THE EXERCISE -
Everything in the listing should be restated word for word.
-*-
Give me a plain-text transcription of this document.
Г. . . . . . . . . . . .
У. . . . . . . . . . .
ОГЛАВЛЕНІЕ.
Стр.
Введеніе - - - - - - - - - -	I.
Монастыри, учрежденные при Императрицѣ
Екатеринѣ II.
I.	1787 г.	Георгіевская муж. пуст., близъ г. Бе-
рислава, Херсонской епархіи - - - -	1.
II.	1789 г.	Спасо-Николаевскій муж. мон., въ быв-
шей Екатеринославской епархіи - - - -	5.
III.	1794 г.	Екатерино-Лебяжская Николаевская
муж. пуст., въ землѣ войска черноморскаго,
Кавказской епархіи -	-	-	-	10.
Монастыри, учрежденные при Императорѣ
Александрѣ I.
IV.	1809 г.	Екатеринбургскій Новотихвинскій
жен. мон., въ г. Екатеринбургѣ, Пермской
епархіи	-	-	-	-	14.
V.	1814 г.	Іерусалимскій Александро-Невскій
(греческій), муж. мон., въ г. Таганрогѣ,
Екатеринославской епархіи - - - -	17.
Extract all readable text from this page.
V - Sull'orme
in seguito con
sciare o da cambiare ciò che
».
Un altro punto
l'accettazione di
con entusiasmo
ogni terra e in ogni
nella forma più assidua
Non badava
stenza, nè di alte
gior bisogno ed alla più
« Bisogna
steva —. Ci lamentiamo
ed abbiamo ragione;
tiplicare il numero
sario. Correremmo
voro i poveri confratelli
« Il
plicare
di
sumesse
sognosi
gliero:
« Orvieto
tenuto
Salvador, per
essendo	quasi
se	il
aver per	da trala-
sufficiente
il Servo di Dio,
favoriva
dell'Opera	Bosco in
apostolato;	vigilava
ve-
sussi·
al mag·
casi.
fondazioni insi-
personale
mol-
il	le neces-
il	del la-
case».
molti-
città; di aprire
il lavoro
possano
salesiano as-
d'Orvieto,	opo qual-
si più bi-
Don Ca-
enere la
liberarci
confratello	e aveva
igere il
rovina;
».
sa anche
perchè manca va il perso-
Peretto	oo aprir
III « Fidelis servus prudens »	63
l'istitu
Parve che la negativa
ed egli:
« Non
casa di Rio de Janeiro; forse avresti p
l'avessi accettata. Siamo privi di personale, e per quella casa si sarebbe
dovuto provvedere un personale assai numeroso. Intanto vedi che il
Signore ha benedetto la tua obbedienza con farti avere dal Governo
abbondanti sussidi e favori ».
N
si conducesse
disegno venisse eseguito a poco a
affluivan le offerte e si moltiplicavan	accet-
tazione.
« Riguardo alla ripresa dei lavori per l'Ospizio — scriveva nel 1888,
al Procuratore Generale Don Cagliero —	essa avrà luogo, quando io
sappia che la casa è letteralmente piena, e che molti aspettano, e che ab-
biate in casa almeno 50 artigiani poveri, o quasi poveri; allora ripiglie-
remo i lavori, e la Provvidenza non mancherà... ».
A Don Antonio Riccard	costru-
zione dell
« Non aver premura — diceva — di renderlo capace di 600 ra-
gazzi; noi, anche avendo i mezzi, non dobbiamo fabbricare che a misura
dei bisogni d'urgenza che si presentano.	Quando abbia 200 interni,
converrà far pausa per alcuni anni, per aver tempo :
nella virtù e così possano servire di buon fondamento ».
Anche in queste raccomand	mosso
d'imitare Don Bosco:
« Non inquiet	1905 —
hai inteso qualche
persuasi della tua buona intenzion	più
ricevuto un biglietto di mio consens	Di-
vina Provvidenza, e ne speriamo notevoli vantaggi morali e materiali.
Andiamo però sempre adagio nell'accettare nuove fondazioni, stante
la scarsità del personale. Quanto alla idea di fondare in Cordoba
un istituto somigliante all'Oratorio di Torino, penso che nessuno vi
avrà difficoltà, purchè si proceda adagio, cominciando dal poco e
-*-
EXERCISE ANSWER -
Give me a plain-text transcription of this document.
Г. . . . . . . . . . . .
У. . . . . . . . . . .
ОГЛАВЛЕНІЕ.
Стр.
Введеніе - - - - - - - - - -	I.
Монастыри, учрежденные при Императрицѣ
Екатеринѣ II.
I.	1787 г.	Георгіевская муж. пуст., близъ г. Бе-
рислава, Херсонской епархіи - - - -	1.
II.	1789 г.	Спасо-Николаевскій муж. мон., въ быв-
шей Екатеринославской епархіи - - - -	5.
III.	1794 г.	Екатерино-Лебяжская Николаевская
муж. пуст., въ землѣ войска черноморскаго,
Кавказской епархіи -	-	-	-	10.
Монастыри, учрежденные при Императорѣ
Александрѣ I.
IV.	1809 г.	Екатеринбургскій Новотихвинскій
жен. мон., въ г. Екатеринбургѣ, Пермской
епархіи	-	-	-	-	14.
V.	1814 г.	Іерусалимскій Александро-Невскій
(греческій), муж. мон., въ г. Таганрогѣ,
Екатеринославской епархіи - - - -	17.
Extract all readable text from this page.
V - Sull'orme
in seguito con
sciare o da cambiare ciò che
».
Un altro punto
l'accettazione di
con entusiasmo
ogni terra e in ogni
nella forma più assidua
Non badava
stenza, nè di alte
gior bisogno ed alla più
« Bisogna
steva —. Ci lamentiamo
ed abbiamo ragione;
tiplicare il numero
sario. Correremmo
voro i poveri confratelli
« Il
plicare
di
sumesse
sognosi
gliero:
« Orvieto
tenuto
Salvador, per
essendo	quasi
se	il
aver per	da trala-
sufficiente
il Servo di Dio,
favoriva
dell'Opera	Bosco in
apostolato;	vigilava
ve-
sussi·
al mag·
casi.
fondazioni insi-
personale
mol-
il	le neces-
il	del la-
case».
molti-
città; di aprire
il lavoro
possano
salesiano as-
d'Orvieto,	opo qual-
si più bi-
Don Ca-
enere la
liberarci
confratello	e aveva
igere il
rovina;
».
sa anche
perchè manca va il perso-
Peretto	oo aprir
III « Fidelis servus prudens »	63
l'istitu
Parve che la negativa
ed egli:
« Non
casa di Rio de Janeiro; forse avresti p
l'avessi accettata. Siamo privi di personale, e per quella casa si sarebbe
dovuto provvedere un personale assai numeroso. Intanto vedi che il
Signore ha benedetto la tua obbedienza con farti avere dal Governo
abbondanti sussidi e favori ».
N
si conducesse
disegno venisse eseguito a poco a
affluivan le offerte e si moltiplicavan	accet-
tazione.
« Riguardo alla ripresa dei lavori per l'Ospizio — scriveva nel 1888,
al Procuratore Generale Don Cagliero —	essa avrà luogo, quando io
sappia che la casa è letteralmente piena, e che molti aspettano, e che ab-
biate in casa almeno 50 artigiani poveri, o quasi poveri; allora ripiglie-
remo i lavori, e la Provvidenza non mancherà... ».
A Don Antonio Riccard	costru-
zione dell
« Non aver premura — diceva — di renderlo capace di 600 ra-
gazzi; noi, anche avendo i mezzi, non dobbiamo fabbricare che a misura
dei bisogni d'urgenza che si presentano.	Quando abbia 200 interni,
converrà far pausa per alcuni anni, per aver tempo :
nella virtù e così possano servire di buon fondamento ».
Anche in queste raccomand	mosso
d'imitare Don Bosco:
« Non inquiet	1905 —
hai inteso qualche
persuasi della tua buona intenzion	più
ricevuto un biglietto di mio consens	Di-
vina Provvidenza, e ne speriamo notevoli vantaggi morali e materiali.
Andiamo però sempre adagio nell'accettare nuove fondazioni, stante
la scarsità del personale. Quanto alla idea di fondare in Cordoba
un istituto somigliante all'Oratorio di Torino, penso che nessuno vi
avrà difficoltà, purchè si proceda adagio, cominciando dal poco e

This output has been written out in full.